-- Begin TASK INPUT --
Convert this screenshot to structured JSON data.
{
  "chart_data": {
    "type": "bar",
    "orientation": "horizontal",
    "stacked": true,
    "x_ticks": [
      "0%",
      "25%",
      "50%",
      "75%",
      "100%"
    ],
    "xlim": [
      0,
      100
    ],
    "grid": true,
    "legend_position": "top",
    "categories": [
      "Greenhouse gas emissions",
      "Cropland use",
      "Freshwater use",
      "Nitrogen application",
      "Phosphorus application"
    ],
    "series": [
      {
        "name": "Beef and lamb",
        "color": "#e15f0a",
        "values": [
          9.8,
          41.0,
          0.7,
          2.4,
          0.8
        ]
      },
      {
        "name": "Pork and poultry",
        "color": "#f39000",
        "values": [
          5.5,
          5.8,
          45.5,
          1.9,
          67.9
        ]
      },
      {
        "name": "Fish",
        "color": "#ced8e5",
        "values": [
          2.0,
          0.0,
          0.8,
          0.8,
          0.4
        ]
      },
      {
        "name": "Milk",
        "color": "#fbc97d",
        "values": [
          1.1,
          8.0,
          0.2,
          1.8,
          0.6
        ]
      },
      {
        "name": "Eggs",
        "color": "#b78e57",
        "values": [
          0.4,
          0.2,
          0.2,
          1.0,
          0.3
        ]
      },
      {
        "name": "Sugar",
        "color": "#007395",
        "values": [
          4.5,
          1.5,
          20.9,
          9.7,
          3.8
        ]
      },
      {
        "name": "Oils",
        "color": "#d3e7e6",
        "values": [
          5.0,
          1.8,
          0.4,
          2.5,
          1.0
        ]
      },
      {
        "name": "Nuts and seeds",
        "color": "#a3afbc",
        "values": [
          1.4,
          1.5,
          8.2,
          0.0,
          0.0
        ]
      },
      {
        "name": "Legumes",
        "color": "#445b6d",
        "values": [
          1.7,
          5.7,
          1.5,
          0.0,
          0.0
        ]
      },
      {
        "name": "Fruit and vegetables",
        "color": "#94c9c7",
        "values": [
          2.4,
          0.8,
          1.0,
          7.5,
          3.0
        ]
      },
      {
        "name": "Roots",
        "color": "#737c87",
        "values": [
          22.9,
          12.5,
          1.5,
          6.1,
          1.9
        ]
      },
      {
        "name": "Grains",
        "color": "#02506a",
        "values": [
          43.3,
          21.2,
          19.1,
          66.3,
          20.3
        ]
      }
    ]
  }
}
-- End TASK INPUT --
- [STATED PROBLEM] In the records above, collect each line with "color".

- [SOLUTION TO THIS EXERCISE]
        "color": "#e15f0a",
        "color": "#f39000",
        "color": "#ced8e5",
        "color": "#fbc97d",
        "color": "#b78e57",
        "color": "#007395",
        "color": "#d3e7e6",
        "color": "#a3afbc",
        "color": "#445b6d",
        "color": "#94c9c7",
        "color": "#737c87",
        "color": "#02506a",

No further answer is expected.